▶ Written request
Restate the complete material exactly.

## START Given information

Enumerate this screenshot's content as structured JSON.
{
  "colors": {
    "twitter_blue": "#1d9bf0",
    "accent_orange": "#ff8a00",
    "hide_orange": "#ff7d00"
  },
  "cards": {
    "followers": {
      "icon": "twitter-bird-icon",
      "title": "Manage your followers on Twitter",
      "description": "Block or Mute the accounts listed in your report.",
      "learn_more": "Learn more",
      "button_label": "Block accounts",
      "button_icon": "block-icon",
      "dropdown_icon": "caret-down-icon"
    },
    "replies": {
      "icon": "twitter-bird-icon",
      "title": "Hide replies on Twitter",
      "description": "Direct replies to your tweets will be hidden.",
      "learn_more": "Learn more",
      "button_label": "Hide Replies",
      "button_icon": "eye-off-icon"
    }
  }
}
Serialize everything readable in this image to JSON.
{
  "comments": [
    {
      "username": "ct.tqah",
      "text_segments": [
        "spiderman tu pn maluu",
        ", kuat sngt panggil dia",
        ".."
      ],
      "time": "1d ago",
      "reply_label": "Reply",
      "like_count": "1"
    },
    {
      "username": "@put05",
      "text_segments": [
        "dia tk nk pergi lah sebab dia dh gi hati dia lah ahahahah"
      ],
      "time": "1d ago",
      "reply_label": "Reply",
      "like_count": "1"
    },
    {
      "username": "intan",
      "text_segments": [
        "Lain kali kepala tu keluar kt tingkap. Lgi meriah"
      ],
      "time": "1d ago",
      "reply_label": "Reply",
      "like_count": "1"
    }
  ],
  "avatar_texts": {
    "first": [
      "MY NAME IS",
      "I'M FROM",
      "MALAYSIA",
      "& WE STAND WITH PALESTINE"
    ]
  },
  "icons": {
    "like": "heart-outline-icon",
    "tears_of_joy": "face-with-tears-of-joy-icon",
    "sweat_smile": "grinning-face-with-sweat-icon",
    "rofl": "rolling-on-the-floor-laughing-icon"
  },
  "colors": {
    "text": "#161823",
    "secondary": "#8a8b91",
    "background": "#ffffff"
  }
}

## END Given information

▶ Output of the exercise
Enumerate this screenshot's content as structured JSON.
{
  "colors": {
    "twitter_blue": "#1d9bf0",
    "accent_orange": "#ff8a00",
    "hide_orange": "#ff7d00"
  },
  "cards": {
    "followers": {
      "icon": "twitter-bird-icon",
      "title": "Manage your followers on Twitter",
      "description": "Block or Mute the accounts listed in your report.",
      "learn_more": "Learn more",
      "button_label": "Block accounts",
      "button_icon": "block-icon",
      "dropdown_icon": "caret-down-icon"
    },
    "replies": {
      "icon": "twitter-bird-icon",
      "title": "Hide replies on Twitter",
      "description": "Direct replies to your tweets will be hidden.",
      "learn_more": "Learn more",
      "button_label": "Hide Replies",
      "button_icon": "eye-off-icon"
    }
  }
}
Serialize everything readable in this image to JSON.
{
  "comments": [
    {
      "username": "ct.tqah",
      "text_segments": [
        "spiderman tu pn maluu",
        ", kuat sngt panggil dia",
        ".."
      ],
      "time": "1d ago",
      "reply_label": "Reply",
      "like_count": "1"
    },
    {
      "username": "@put05",
      "text_segments": [
        "dia tk nk pergi lah sebab dia dh gi hati dia lah ahahahah"
      ],
      "time": "1d ago",
      "reply_label": "Reply",
      "like_count": "1"
    },
    {
      "username": "intan",
      "text_segments": [
        "Lain kali kepala tu keluar kt tingkap. Lgi meriah"
      ],
      "time": "1d ago",
      "reply_label": "Reply",
      "like_count": "1"
    }
  ],
  "avatar_texts": {
    "first": [
      "MY NAME IS",
      "I'M FROM",
      "MALAYSIA",
      "& WE STAND WITH PALESTINE"
    ]
  },
  "icons": {
    "like": "heart-outline-icon",
    "tears_of_joy": "face-with-tears-of-joy-icon",
    "sweat_smile": "grinning-face-with-sweat-icon",
    "rofl": "rolling-on-the-floor-laughing-icon"
  },
  "colors": {
    "text": "#161823",
    "secondary": "#8a8b91",
    "background": "#ffffff"
  }
}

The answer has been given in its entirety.